YOUR GOAL
Set down the full listing exactly as given. Any pictures are to be left out.

....

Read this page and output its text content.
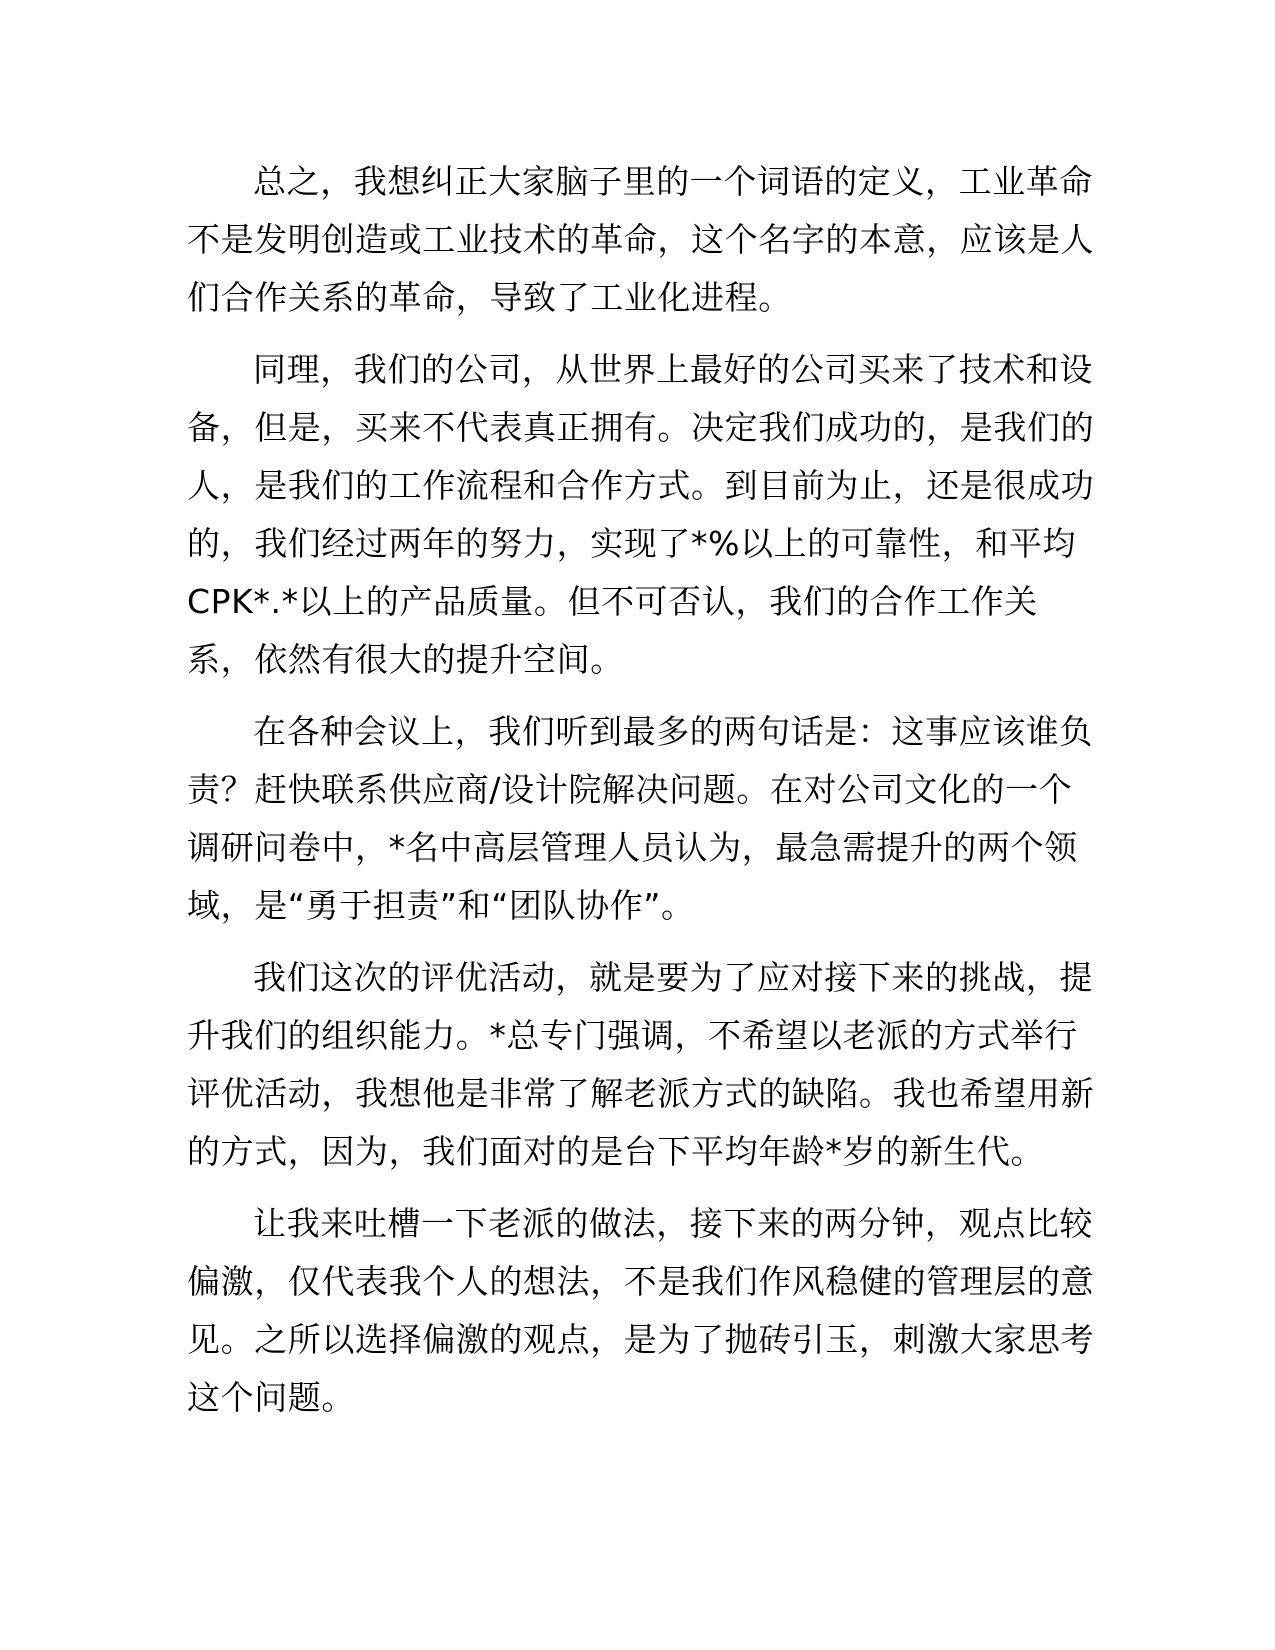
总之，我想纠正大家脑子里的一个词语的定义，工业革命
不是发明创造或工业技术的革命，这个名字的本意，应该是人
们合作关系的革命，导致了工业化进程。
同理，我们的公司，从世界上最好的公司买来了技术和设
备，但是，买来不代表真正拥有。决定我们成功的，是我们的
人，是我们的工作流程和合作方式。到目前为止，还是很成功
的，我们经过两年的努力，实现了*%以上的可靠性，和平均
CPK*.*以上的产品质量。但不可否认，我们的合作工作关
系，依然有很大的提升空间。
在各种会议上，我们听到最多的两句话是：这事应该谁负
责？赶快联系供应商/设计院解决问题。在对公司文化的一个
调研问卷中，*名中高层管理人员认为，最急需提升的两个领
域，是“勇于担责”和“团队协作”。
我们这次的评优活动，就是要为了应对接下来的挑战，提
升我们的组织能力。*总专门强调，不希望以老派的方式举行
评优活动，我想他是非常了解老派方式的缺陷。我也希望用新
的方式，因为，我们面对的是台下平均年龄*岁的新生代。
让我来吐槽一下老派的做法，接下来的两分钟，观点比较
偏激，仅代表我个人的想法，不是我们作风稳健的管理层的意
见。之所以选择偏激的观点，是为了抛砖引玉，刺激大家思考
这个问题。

....

SOLUTION TO THE EXERCISE
Read this page and output its text content.
总之，我想纠正大家脑子里的一个词语的定义，工业革命
不是发明创造或工业技术的革命，这个名字的本意，应该是人
们合作关系的革命，导致了工业化进程。
同理，我们的公司，从世界上最好的公司买来了技术和设
备，但是，买来不代表真正拥有。决定我们成功的，是我们的
人，是我们的工作流程和合作方式。到目前为止，还是很成功
的，我们经过两年的努力，实现了*%以上的可靠性，和平均
CPK*.*以上的产品质量。但不可否认，我们的合作工作关
系，依然有很大的提升空间。
在各种会议上，我们听到最多的两句话是：这事应该谁负
责？赶快联系供应商/设计院解决问题。在对公司文化的一个
调研问卷中，*名中高层管理人员认为，最急需提升的两个领
域，是“勇于担责”和“团队协作”。
我们这次的评优活动，就是要为了应对接下来的挑战，提
升我们的组织能力。*总专门强调，不希望以老派的方式举行
评优活动，我想他是非常了解老派方式的缺陷。我也希望用新
的方式，因为，我们面对的是台下平均年龄*岁的新生代。
让我来吐槽一下老派的做法，接下来的两分钟，观点比较
偏激，仅代表我个人的想法，不是我们作风稳健的管理层的意
见。之所以选择偏激的观点，是为了抛砖引玉，刺激大家思考
这个问题。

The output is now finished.